Excerpt provided —

Re: Supervisor always down 3s after execution

Posted by Supun Kamburugamuva <su...@gmail.com>.

Usually when this happens, we remove the storm directory from ZooKeeper
using zkCli.sh, remove the storm-local directories and start fresh.

Thanks,
Supun..


On Tue, Sep 2, 2014 at 6:39 AM, Benjamin SOULAS <benjamin.soulas45@gmail.com
> wrote:

> Hi everyone,
>
> I followed your instructions for installing a zookeeper server, i
> downloaded it on the website, extract the tar file somewhere in a machine
> on my cluster, i made those modifications in my zoo.cfg :
>
>
> # The number of milliseconds of each tick
>
> tickTime=2000
>
> # The number of ticks that the initial
>
> # synchronization phase can take
>
> initLimit=10
>
> # The number of ticks that can pass between
>
> # sending a request and getting an acknowledgement
>
> syncLimit=5
>
> # the directory where the snapshot is stored.
>
> # do not use /tmp for storage, /tmp here is just
>
> # example sakes.
>
> dataDir=/home/bsoulas/zookeeper/zookeeper-3.4.6/data/
>
> # the port at which the clients will connect
>
> clientPort=2181
>
> # the maximum number of client connections.
>
> # increase this if you need to handle more clients
>
> #maxClientCnxns=60
>
> #
>
> # Be sure to read the maintenance section of the
>
> # administrator guide before turning on autopurge.
>
> #
>
> #
> http://zookeeper.apache.org/doc/current/zookeeperAdmin.html#sc_maintenance
>
> #
>
> # The number of snapshots to retain in dataDir
>
> #autopurge.snapRetainCount=3
>
> # Purge task interval in hours
>
> # Set to "0" to disable auto purge feature
>
> #autopurge.purgeInterval=1
>
>
> In the log4j.properties, i uncommented the line for the log file :
>
> # Example with rolling log file
>
> log4j.rootLogger=DEBUG, CONSOLE, ROLLINGFILE
>
>
> Then i went to my storm.yaml (located here in my case, because i took the
> source version) :
>
>
> /home/bsoulas/incubator-storm-master/storm-dist/binary/target/apache-storm-0.9.3-ben/apache-storm-0.9.3-ben/conf
>
>
> This file contain this configuration :
>
> ########### These MUST be filled in for a storm configuration
>
>  storm.zookeeper.servers:
>
>      - "paradent-4"

Dataset excerpt —

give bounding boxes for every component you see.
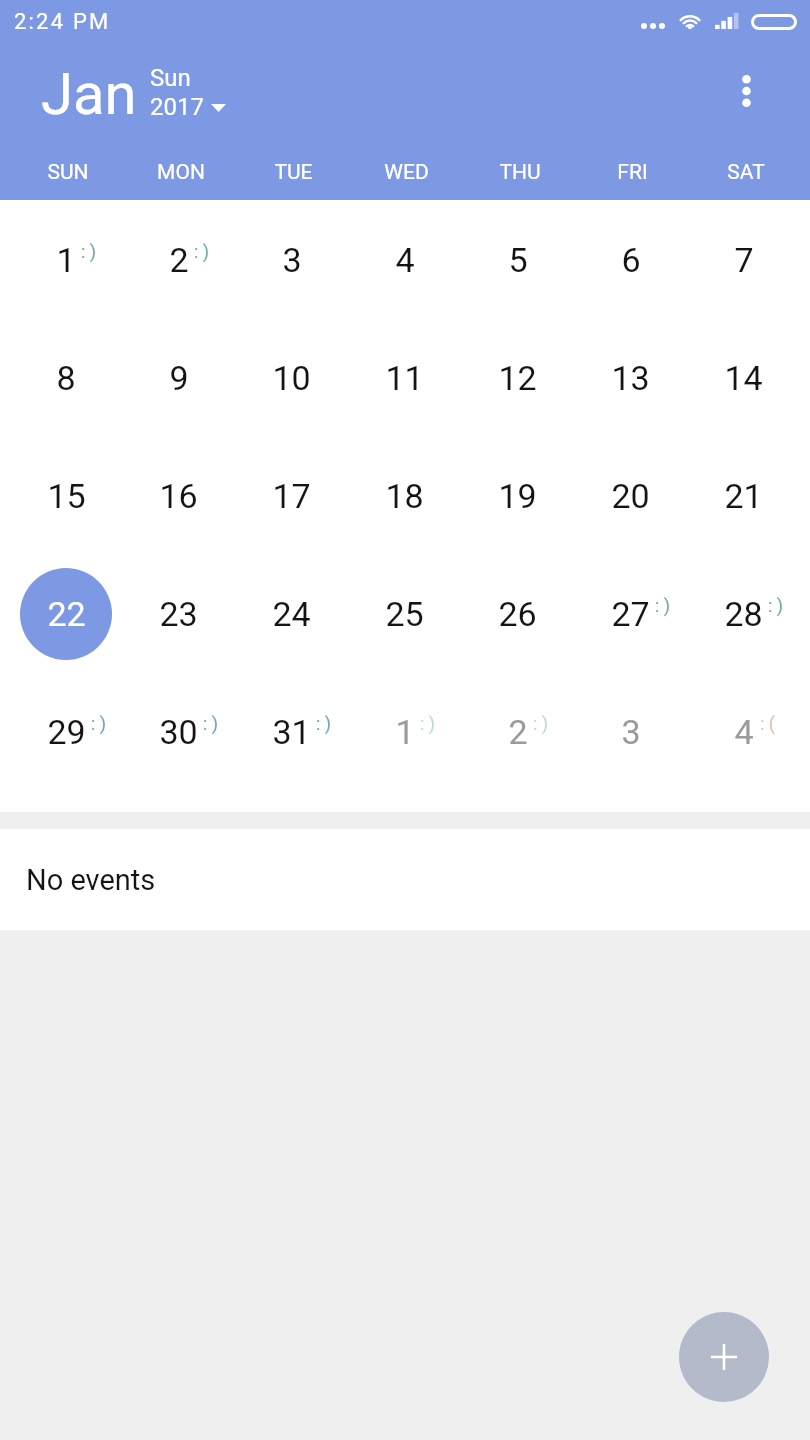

Direction A —
Using the forum post about the Storm supervisor, say whether each statement agrees with it, answering yes or no and quoting the deciding words: (i) the ZooKeeper data directory is set to /home/bsoulas/zookeeper/zookeeper-3.4.6/data/; (ii) the client port in zoo.cfg is 2182; (iii) the reply says the storm directory is removed from ZooKeeper with zkCli.sh.
Direction B —
Return the stretch of the forum post about the Storm supervisor from "Re: Supervisor always" through "and start fresh.", copied word for word.

Written solution A —
(i) Yes: "dataDir=/home/bsoulas/zookeeper/zookeeper-3.4.6/data/"
(ii) No: "clientPort=2181"
(iii) Yes: "we remove the storm directory from ZooKeeper using zkCli.sh"

Written solution B —
Re: Supervisor always down 3s after execution

Posted by Supun Kamburugamuva <su...@gmail.com>.

Usually when this happens, we remove the storm directory from ZooKeeper
using zkCli.sh, remove the storm-local directories and start fresh.